ТЕКСТОВЫЙ ФРАГМЕНТ:
—————

Последнее обстоятельство стало очевидным, как только «Дворянское гнездо» Кончаловского вышло на экраны. Вокруг фильма разгорелись довольно жаркие для того времени споры. Так, например, известный литературовед В. Турбин, положительно оценивая картину, видел в ней не столько экранизацию, сколько самостоятельное произведение, имеющее сугубо современный смысл. И с Турбиным, и с картиной вступал в полемику литературовед и историк В. Кожинов, с точки зрения которого, режиссеру «Дворянского гнезда» было нечего сказать об эпохе, запечатленной в романе. «Он взялся снимать о ней фильм потому, что она в «моде». Но ему оставалось лишь «поиграть» с ней. Однако наша классическая культура – это слишком серьезная и слишком для нас важная… вещь. Непомерно дорого обходится такая игра»[7].

 

     Упрек Кончаловскому в том, что режиссер заигрался «модной» эпохой был несправедлив. Дело было в другом, на что обратил внимание кинематографист в ответном слове критикам: «… сложилось впечатление, будто авторы статей порой сами забывали о предмете своих рецензий и начинали выяснять отношения со своими оппонентами»[8]. Действительно, фильм Кончаловского вновь, спустя более чем столетие, провоцировал столкновение тогдашних «славянофилов» и «западников». Отсюда и возмущенный голос В. Кожинова, которого никак не устраивали «высокие слова о родине», поскольку звучали они из уст Лаврецкого, также вызвавшего недовольство литературоведа своим неприличным поведением со слугами.

—————

ЗАДАНИЕ 1: Представьте в виде JSON-списка строк ту часть записей, которая открывается строкой с "730, 2557, 989]" и закрывается строкой с "1005, 2512, 1084]", включая обе. Каждая строка должна стать отдельным элементом списка, а пустые строки нужно пропустить.

ПОКАЗАННЫЕ ДАННЫЕ:

—————

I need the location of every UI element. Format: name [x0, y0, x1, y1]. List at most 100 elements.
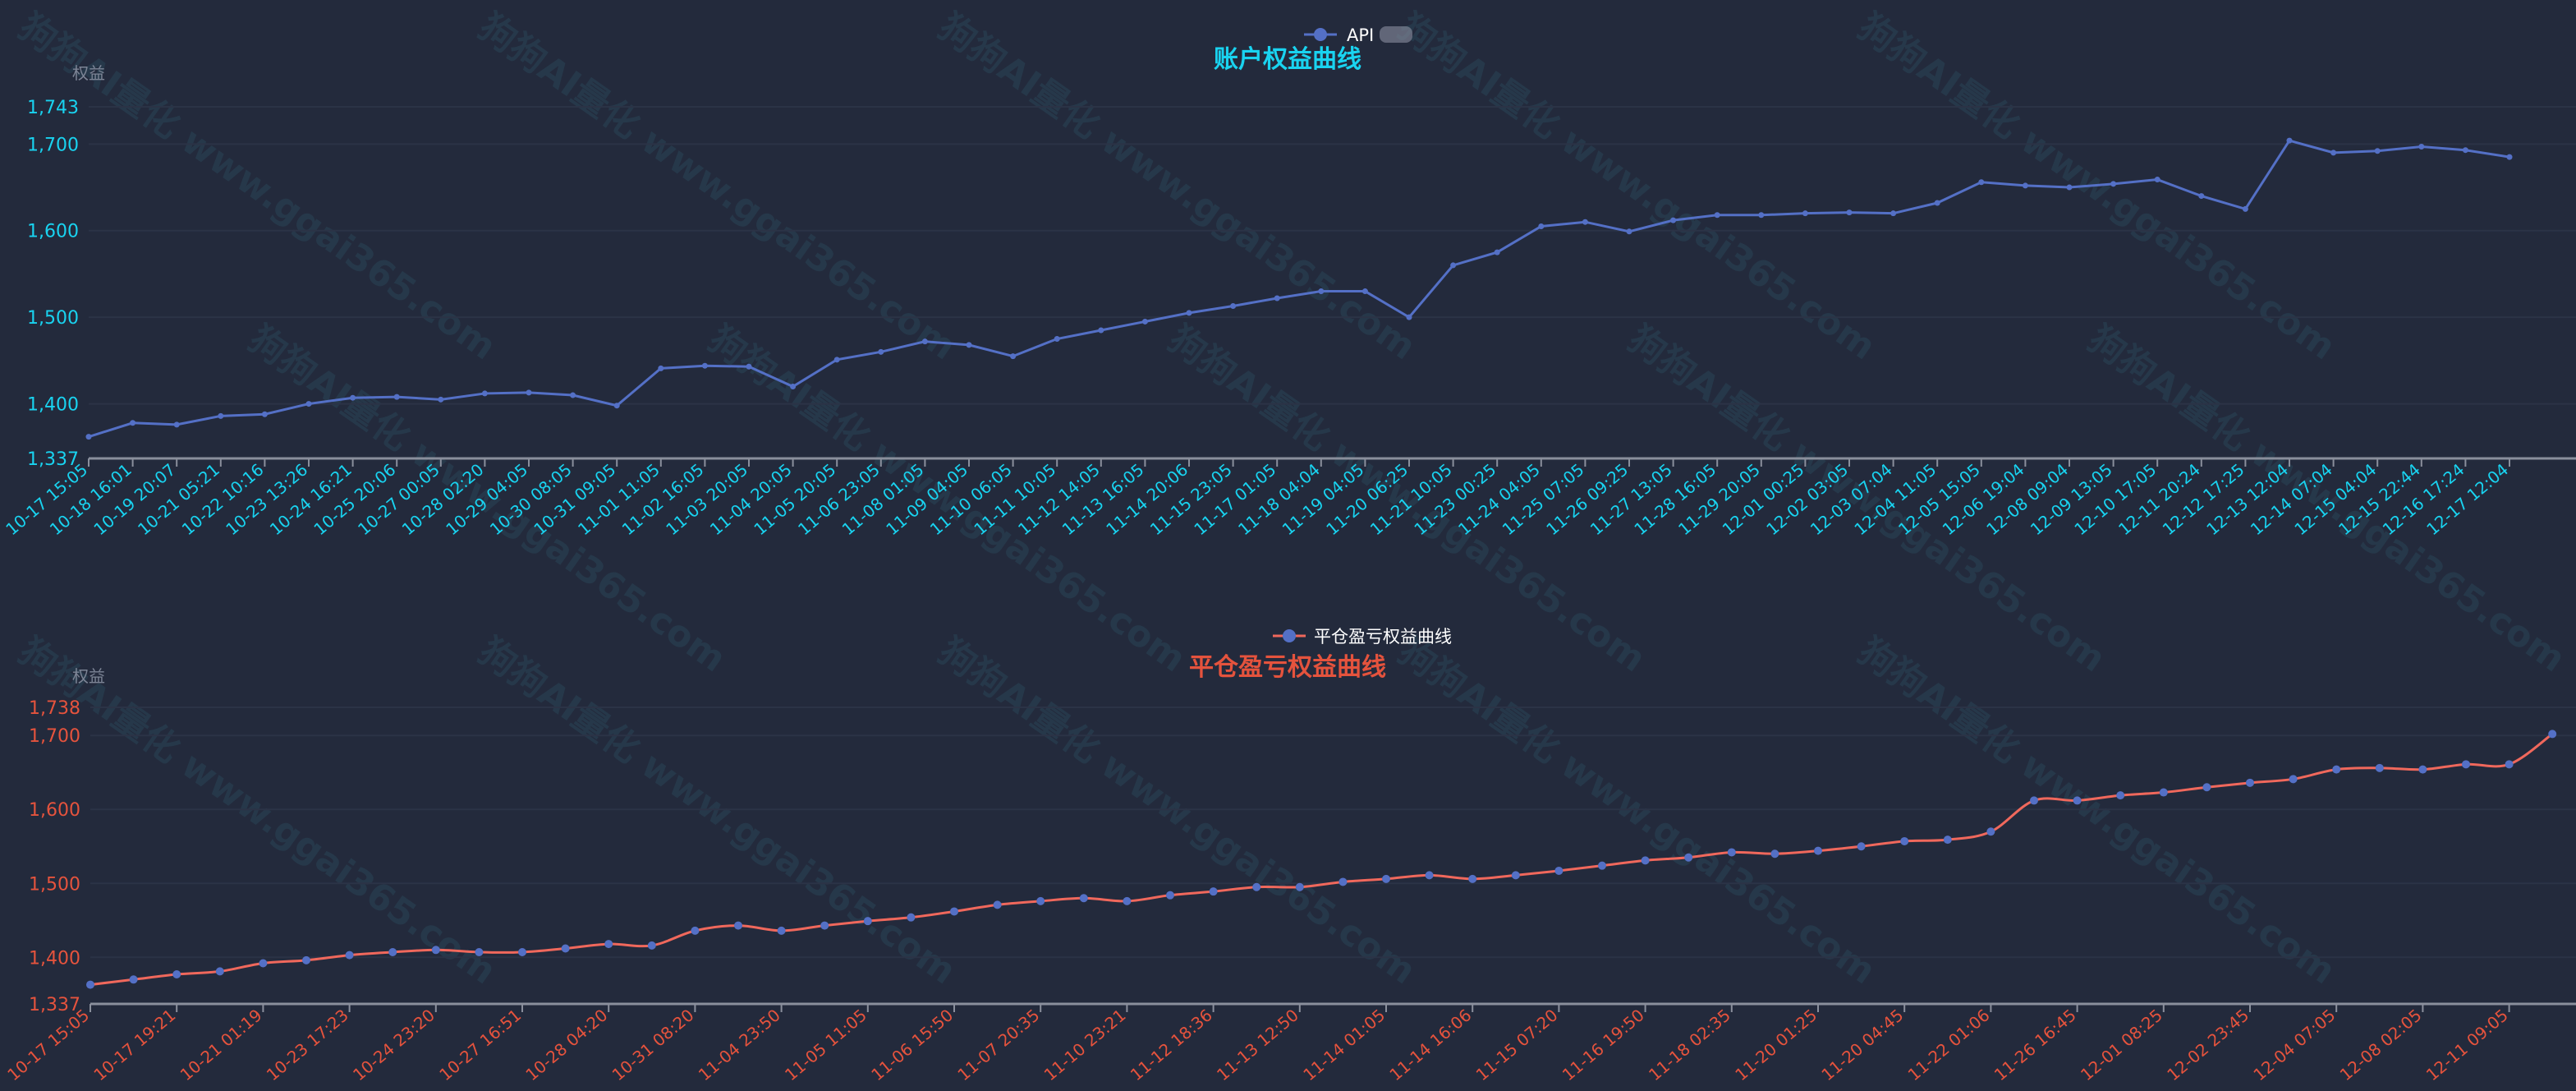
bottom-series	[86, 730, 2557, 989]
data-point	[1382, 874, 1390, 883]
data-point	[2375, 763, 2384, 772]
bottom-legend[interactable]: 平仓盈亏权益曲线	[1273, 627, 1452, 647]
data-point	[2462, 760, 2470, 769]
bottom-y-axis-name: 权益	[72, 666, 105, 686]
data-point	[2030, 796, 2038, 805]
x-tick-label: 10-24 23:20	[349, 1005, 439, 1084]
top-y-axis-name: 权益	[72, 63, 105, 83]
data-point	[2418, 765, 2427, 774]
data-point	[393, 394, 400, 400]
data-point	[570, 392, 576, 398]
watermark-text: 狗狗AI量化 www.ggai365.com	[931, 630, 1423, 992]
data-point	[1186, 310, 1192, 316]
data-point	[1141, 318, 1148, 325]
data-point	[218, 412, 224, 419]
watermark-text: 狗狗AI量化 www.ggai365.com	[1391, 630, 1883, 992]
data-point	[1098, 327, 1104, 334]
x-tick-label: 11-06 15:50	[867, 1005, 957, 1084]
x-tick-label: 12-11 09:05	[2422, 1005, 2512, 1084]
data-point	[1758, 212, 1765, 219]
series-line	[88, 139, 2510, 439]
data-point	[604, 940, 613, 949]
watermark-text: 狗狗AI量化 www.ggai365.com	[701, 318, 1193, 680]
top-chart-title: 账户权益曲线	[1214, 45, 1361, 74]
top-grid	[89, 106, 2576, 405]
data-point	[1670, 217, 1677, 223]
data-point	[647, 941, 656, 950]
data-point	[561, 944, 570, 953]
data-point	[1890, 210, 1897, 217]
data-point	[1054, 336, 1060, 343]
data-point	[921, 338, 928, 345]
data-point	[2242, 205, 2248, 212]
data-point	[1538, 223, 1545, 229]
y-tick-label: 1,738	[29, 698, 80, 719]
data-point	[1252, 882, 1261, 891]
data-point	[1318, 288, 1325, 295]
data-point	[2505, 760, 2514, 769]
data-point	[1582, 219, 1588, 225]
data-point	[950, 907, 958, 916]
x-tick-label: 10-17 19:21	[90, 1005, 179, 1084]
x-tick-label: 11-13 12:50	[1213, 1005, 1302, 1084]
data-point	[1274, 295, 1280, 302]
data-point	[2418, 143, 2425, 150]
x-tick-label: 10-28 04:20	[521, 1005, 611, 1084]
data-point	[746, 363, 752, 370]
data-point	[261, 411, 268, 417]
x-tick-label: 11-04 23:50	[695, 1005, 784, 1084]
watermark-text: 狗狗AI量化 www.ggai365.com	[1851, 6, 2343, 368]
data-point	[172, 969, 181, 978]
data-point	[1934, 200, 1940, 206]
data-point	[1494, 249, 1500, 255]
data-point	[1802, 210, 1808, 217]
data-point	[518, 947, 526, 956]
x-tick-label: 12-01 08:25	[2077, 1005, 2166, 1084]
y-tick-label: 1,400	[29, 948, 80, 969]
y-tick-label: 1,500	[27, 308, 79, 329]
data-point	[130, 420, 136, 426]
data-point	[1079, 894, 1088, 903]
y-tick-label: 1,337	[27, 449, 79, 470]
x-tick-label: 10-27 16:51	[435, 1005, 525, 1084]
data-point	[2506, 154, 2513, 160]
data-point	[1425, 871, 1434, 880]
y-tick-label: 1,743	[27, 98, 79, 118]
data-point	[1857, 842, 1866, 851]
data-point	[878, 348, 884, 355]
top-y-axis: 1,337 1,400 1,500 1,600 1,700 1,743	[27, 98, 79, 470]
data-point	[1406, 314, 1412, 320]
watermark-text: 狗狗AI量化 www.ggai365.com	[471, 630, 963, 992]
legend-dot-icon	[1283, 629, 1296, 642]
data-point	[2374, 148, 2381, 154]
y-tick-label: 1,400	[27, 395, 79, 416]
watermark-text: 狗狗AI量化 www.ggai365.com	[1391, 6, 1883, 368]
data-point	[86, 980, 94, 989]
y-tick-label: 1,700	[27, 135, 79, 155]
data-point	[613, 403, 620, 409]
series-line	[90, 733, 2554, 987]
blurred-account-name	[1380, 26, 1412, 43]
bottom-y-axis: 1,337 1,400 1,500 1,600 1,700 1,738	[29, 698, 80, 1015]
data-point	[1986, 827, 1995, 836]
x-tick-label: 10-17 15:05	[3, 1005, 93, 1084]
data-point	[734, 921, 742, 930]
x-tick-label: 11-26 16:45	[1991, 1005, 2080, 1084]
data-point	[2110, 181, 2117, 187]
data-point	[1361, 288, 1368, 295]
data-point	[966, 342, 972, 348]
top-legend[interactable]: API	[1304, 25, 1412, 45]
x-tick-label: 12-04 07:05	[2249, 1005, 2339, 1084]
data-point	[438, 396, 444, 403]
data-point	[345, 951, 354, 960]
data-point	[1123, 896, 1132, 905]
x-tick-label: 11-05 11:05	[781, 1005, 870, 1084]
data-point	[1714, 212, 1720, 219]
y-tick-label: 1,500	[29, 874, 80, 895]
data-point	[388, 947, 397, 956]
data-point	[1943, 836, 1952, 845]
data-point	[863, 917, 872, 926]
x-tick-label: 11-14 16:06	[1385, 1005, 1475, 1084]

—————

ЗАДАНИЕ 2: Переведите на английский предложение из фрагмента о фильме «Дворянское гнездо»: «Вокруг фильма разгорелись довольно жаркие для того времени споры».

ПОЛНОЕ РЕШЕНИЕ 1:
[
  "bottom-series\t[86, 730, 2557, 989]",
  "data-point\t[1382, 874, 1390, 883]",
  "data-point\t[2375, 763, 2384, 772]",
  "bottom-legend[interactable]: 平仓盈亏权益曲线\t[1273, 627, 1452, 647]",
  "data-point\t[2462, 760, 2470, 769]",
  "bottom-y-axis-name: 权益\t[72, 666, 105, 686]",
  "data-point\t[2030, 796, 2038, 805]",
  "x-tick-label: 10-24 23:20\t[349, 1005, 439, 1084]",
  "top-y-axis-name: 权益\t[72, 63, 105, 83]",
  "data-point\t[2418, 765, 2427, 774]",
  "data-point\t[393, 394, 400, 400]",
  "data-point\t[570, 392, 576, 398]",
  "watermark-text: 狗狗AI量化 www.ggai365.com\t[931, 630, 1423, 992]",
  "data-point\t[1186, 310, 1192, 316]",
  "data-point\t[1141, 318, 1148, 325]",
  "data-point\t[218, 412, 224, 419]",
  "watermark-text: 狗狗AI量化 www.ggai365.com\t[1391, 630, 1883, 992]",
  "data-point\t[1098, 327, 1104, 334]",
  "x-tick-label: 11-06 15:50\t[867, 1005, 957, 1084]",
  "x-tick-label: 12-11 09:05\t[2422, 1005, 2512, 1084]"
]

ПОЛНОЕ РЕШЕНИЕ 2: Rather heated debates, by the standards of that time, flared up around the film.